* START TASK MATERIAL *

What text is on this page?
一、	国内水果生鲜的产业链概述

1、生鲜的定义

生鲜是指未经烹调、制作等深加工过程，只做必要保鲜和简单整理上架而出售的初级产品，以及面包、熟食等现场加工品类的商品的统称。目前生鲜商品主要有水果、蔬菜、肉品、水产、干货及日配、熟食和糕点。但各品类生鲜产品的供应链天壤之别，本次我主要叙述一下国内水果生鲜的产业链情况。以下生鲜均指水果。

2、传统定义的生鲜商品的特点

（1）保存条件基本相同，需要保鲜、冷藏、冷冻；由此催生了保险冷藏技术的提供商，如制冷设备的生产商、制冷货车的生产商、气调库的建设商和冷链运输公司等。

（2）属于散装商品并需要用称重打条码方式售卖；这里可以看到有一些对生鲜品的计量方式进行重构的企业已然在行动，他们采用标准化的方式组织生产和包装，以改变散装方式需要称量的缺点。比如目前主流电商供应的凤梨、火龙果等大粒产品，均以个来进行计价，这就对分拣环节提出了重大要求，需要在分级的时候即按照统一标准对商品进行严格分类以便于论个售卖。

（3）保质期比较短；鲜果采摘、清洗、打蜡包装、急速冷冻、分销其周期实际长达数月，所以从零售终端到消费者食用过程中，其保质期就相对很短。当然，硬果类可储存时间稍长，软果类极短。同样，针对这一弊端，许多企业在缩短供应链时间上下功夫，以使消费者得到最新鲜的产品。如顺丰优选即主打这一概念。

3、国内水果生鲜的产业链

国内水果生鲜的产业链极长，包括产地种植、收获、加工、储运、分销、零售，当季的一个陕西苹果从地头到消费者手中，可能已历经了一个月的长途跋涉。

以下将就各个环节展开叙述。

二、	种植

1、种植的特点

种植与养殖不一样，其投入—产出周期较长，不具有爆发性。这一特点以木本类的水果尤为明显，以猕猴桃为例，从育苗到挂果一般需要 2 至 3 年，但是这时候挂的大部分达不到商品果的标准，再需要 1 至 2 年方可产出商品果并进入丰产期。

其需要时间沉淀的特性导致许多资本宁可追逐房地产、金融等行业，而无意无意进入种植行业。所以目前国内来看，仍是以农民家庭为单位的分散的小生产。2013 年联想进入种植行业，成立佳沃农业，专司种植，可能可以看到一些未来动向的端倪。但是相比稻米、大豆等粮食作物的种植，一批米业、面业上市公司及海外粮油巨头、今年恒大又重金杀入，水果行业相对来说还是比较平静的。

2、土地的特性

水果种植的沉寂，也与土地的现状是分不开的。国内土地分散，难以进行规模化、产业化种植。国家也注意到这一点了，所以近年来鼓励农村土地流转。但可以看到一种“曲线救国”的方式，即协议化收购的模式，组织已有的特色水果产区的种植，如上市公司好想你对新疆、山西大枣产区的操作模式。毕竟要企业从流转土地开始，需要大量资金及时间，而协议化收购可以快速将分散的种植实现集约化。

* END TASK MATERIAL *

WHAT IS NEEDED >> Reproduce the material above exactly; please quote every line of it.

RESPONSE >>
What text is on this page?
一、	国内水果生鲜的产业链概述

1、生鲜的定义

生鲜是指未经烹调、制作等深加工过程，只做必要保鲜和简单整理上架而出售的初级产品，以及面包、熟食等现场加工品类的商品的统称。目前生鲜商品主要有水果、蔬菜、肉品、水产、干货及日配、熟食和糕点。但各品类生鲜产品的供应链天壤之别，本次我主要叙述一下国内水果生鲜的产业链情况。以下生鲜均指水果。

2、传统定义的生鲜商品的特点

（1）保存条件基本相同，需要保鲜、冷藏、冷冻；由此催生了保险冷藏技术的提供商，如制冷设备的生产商、制冷货车的生产商、气调库的建设商和冷链运输公司等。

（2）属于散装商品并需要用称重打条码方式售卖；这里可以看到有一些对生鲜品的计量方式进行重构的企业已然在行动，他们采用标准化的方式组织生产和包装，以改变散装方式需要称量的缺点。比如目前主流电商供应的凤梨、火龙果等大粒产品，均以个来进行计价，这就对分拣环节提出了重大要求，需要在分级的时候即按照统一标准对商品进行严格分类以便于论个售卖。

（3）保质期比较短；鲜果采摘、清洗、打蜡包装、急速冷冻、分销其周期实际长达数月，所以从零售终端到消费者食用过程中，其保质期就相对很短。当然，硬果类可储存时间稍长，软果类极短。同样，针对这一弊端，许多企业在缩短供应链时间上下功夫，以使消费者得到最新鲜的产品。如顺丰优选即主打这一概念。

3、国内水果生鲜的产业链

国内水果生鲜的产业链极长，包括产地种植、收获、加工、储运、分销、零售，当季的一个陕西苹果从地头到消费者手中，可能已历经了一个月的长途跋涉。

以下将就各个环节展开叙述。

二、	种植

1、种植的特点

种植与养殖不一样，其投入—产出周期较长，不具有爆发性。这一特点以木本类的水果尤为明显，以猕猴桃为例，从育苗到挂果一般需要 2 至 3 年，但是这时候挂的大部分达不到商品果的标准，再需要 1 至 2 年方可产出商品果并进入丰产期。

其需要时间沉淀的特性导致许多资本宁可追逐房地产、金融等行业，而无意无意进入种植行业。所以目前国内来看，仍是以农民家庭为单位的分散的小生产。2013 年联想进入种植行业，成立佳沃农业，专司种植，可能可以看到一些未来动向的端倪。但是相比稻米、大豆等粮食作物的种植，一批米业、面业上市公司及海外粮油巨头、今年恒大又重金杀入，水果行业相对来说还是比较平静的。

2、土地的特性

水果种植的沉寂，也与土地的现状是分不开的。国内土地分散，难以进行规模化、产业化种植。国家也注意到这一点了，所以近年来鼓励农村土地流转。但可以看到一种“曲线救国”的方式，即协议化收购的模式，组织已有的特色水果产区的种植，如上市公司好想你对新疆、山西大枣产区的操作模式。毕竟要企业从流转土地开始，需要大量资金及时间，而协议化收购可以快速将分散的种植实现集约化。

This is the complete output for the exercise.